■ Aim of the exercise ■
Copy every line in which the string "públicos" occurs.

## start

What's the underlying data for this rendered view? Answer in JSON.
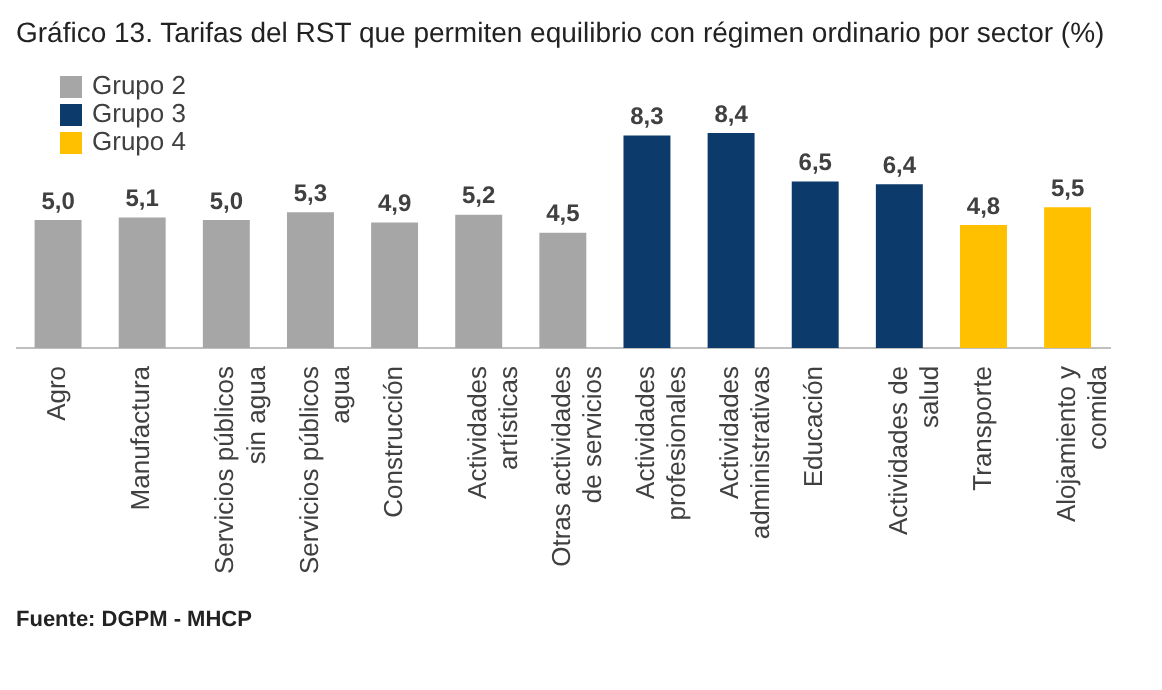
{
  "chart_data": {
    "type": "bar",
    "title": "Gráfico 13. Tarifas del RST que permiten equilibrio con régimen ordinario por sector (%)",
    "categories": [
      "Agro",
      "Manufactura",
      "Servicios públicos sin agua",
      "Servicios públicos agua",
      "Construcción",
      "Actividades artísticas",
      "Otras actividades de servicios",
      "Actividades profesionales",
      "Actividades administrativas",
      "Educación",
      "Actividades de salud",
      "Transporte",
      "Alojamiento y comida"
    ],
    "series": [
      {
        "name": "Grupo 2",
        "color": "#a6a6a6",
        "values": [
          5.0,
          5.1,
          5.0,
          5.3,
          4.9,
          5.2,
          4.5,
          null,
          null,
          null,
          null,
          null,
          null
        ],
        "value_labels": [
          "5,0",
          "5,1",
          "5,0",
          "5,3",
          "4,9",
          "5,2",
          "4,5",
          null,
          null,
          null,
          null,
          null,
          null
        ]
      },
      {
        "name": "Grupo 3",
        "color": "#0b3a6b",
        "values": [
          null,
          null,
          null,
          null,
          null,
          null,
          null,
          8.3,
          8.4,
          6.5,
          6.4,
          null,
          null
        ],
        "value_labels": [
          null,
          null,
          null,
          null,
          null,
          null,
          null,
          "8,3",
          "8,4",
          "6,5",
          "6,4",
          null,
          null
        ]
      },
      {
        "name": "Grupo 4",
        "color": "#ffc000",
        "values": [
          null,
          null,
          null,
          null,
          null,
          null,
          null,
          null,
          null,
          null,
          null,
          4.8,
          5.5
        ],
        "value_labels": [
          null,
          null,
          null,
          null,
          null,
          null,
          null,
          null,
          null,
          null,
          null,
          "4,8",
          "5,5"
        ]
      }
    ],
    "legend": "top left",
    "grid": false,
    "annotations": [
      "Fuente: DGPM - MHCP"
    ]
  }
}
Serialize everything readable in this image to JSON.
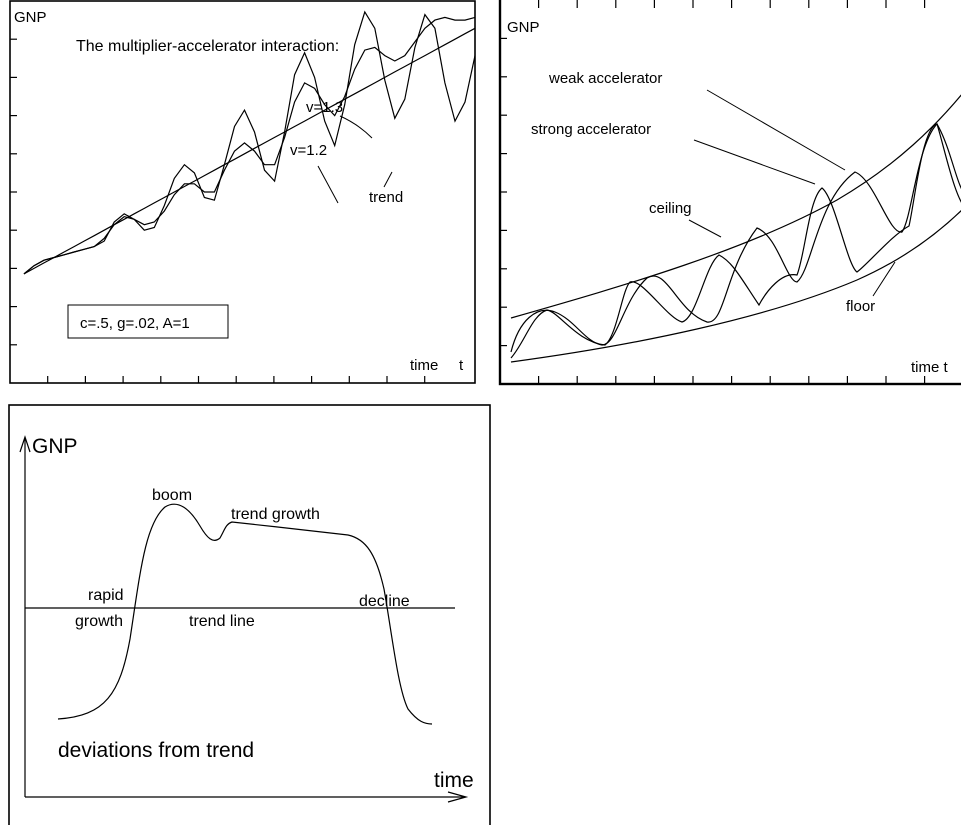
{
  "chart_data": [
    {
      "type": "line",
      "title": "The  multiplier-accelerator interaction:",
      "ylabel": "GNP",
      "xlabel": "time",
      "xlabel_symbol": "t",
      "params_box": "c=.5, g=.02, A=1",
      "xlim": [
        0,
        45
      ],
      "ylim": [
        -4,
        10
      ],
      "x": [
        0,
        1,
        2,
        3,
        4,
        5,
        6,
        7,
        8,
        9,
        10,
        11,
        12,
        13,
        14,
        15,
        16,
        17,
        18,
        19,
        20,
        21,
        22,
        23,
        24,
        25,
        26,
        27,
        28,
        29,
        30,
        31,
        32,
        33,
        34,
        35,
        36,
        37,
        38,
        39,
        40,
        41,
        42,
        43,
        44,
        45
      ],
      "series": [
        {
          "name": "trend",
          "values": [
            0.0,
            0.2,
            0.4,
            0.6,
            0.8,
            1.0,
            1.2,
            1.4,
            1.6,
            1.8,
            2.0,
            2.2,
            2.4,
            2.6,
            2.8,
            3.0,
            3.2,
            3.4,
            3.6,
            3.8,
            4.0,
            4.2,
            4.4,
            4.6,
            4.8,
            5.0,
            5.2,
            5.4,
            5.6,
            5.8,
            6.0,
            6.2,
            6.4,
            6.6,
            6.8,
            7.0,
            7.2,
            7.4,
            7.6,
            7.8,
            8.0,
            8.2,
            8.4,
            8.6,
            8.8,
            9.0
          ]
        },
        {
          "name": "v=1.2",
          "values": [
            0.0,
            0.3,
            0.5,
            0.6,
            0.7,
            0.8,
            0.9,
            1.0,
            1.3,
            1.8,
            2.1,
            2.0,
            1.8,
            1.9,
            2.3,
            2.9,
            3.3,
            3.3,
            3.0,
            3.0,
            3.8,
            4.5,
            4.8,
            4.5,
            4.0,
            4.0,
            5.0,
            6.3,
            7.0,
            6.8,
            6.2,
            5.8,
            6.5,
            7.5,
            8.2,
            8.3,
            8.0,
            7.8,
            8.0,
            8.5,
            9.0,
            9.3,
            9.4,
            9.3,
            9.3,
            9.4
          ]
        },
        {
          "name": "v=1.3",
          "values": [
            0.0,
            0.3,
            0.5,
            0.6,
            0.7,
            0.8,
            0.9,
            1.0,
            1.2,
            1.9,
            2.2,
            2.0,
            1.6,
            1.7,
            2.5,
            3.5,
            4.0,
            3.7,
            2.8,
            2.7,
            4.0,
            5.4,
            6.0,
            5.2,
            3.8,
            3.4,
            5.2,
            7.3,
            8.1,
            7.2,
            5.6,
            4.7,
            6.2,
            8.4,
            9.6,
            9.0,
            7.1,
            5.7,
            6.4,
            8.3,
            9.5,
            9.0,
            7.0,
            5.6,
            6.3,
            8.0
          ]
        }
      ],
      "annotations": [
        "v=1.3",
        "v=1.2",
        "trend"
      ]
    },
    {
      "type": "line",
      "ylabel": "GNP",
      "xlabel": "time t",
      "annotations": [
        "weak accelerator",
        "strong accelerator",
        "ceiling",
        "floor"
      ]
    },
    {
      "type": "line",
      "ylabel": "GNP",
      "xlabel": "time",
      "caption": "deviations from trend",
      "trend_label": "trend line",
      "annotations": [
        "boom",
        "trend growth",
        "rapid",
        "growth",
        "decline"
      ]
    }
  ]
}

## end

■ The reply ■
      "Servicios públicos sin agua",
      "Servicios públicos agua",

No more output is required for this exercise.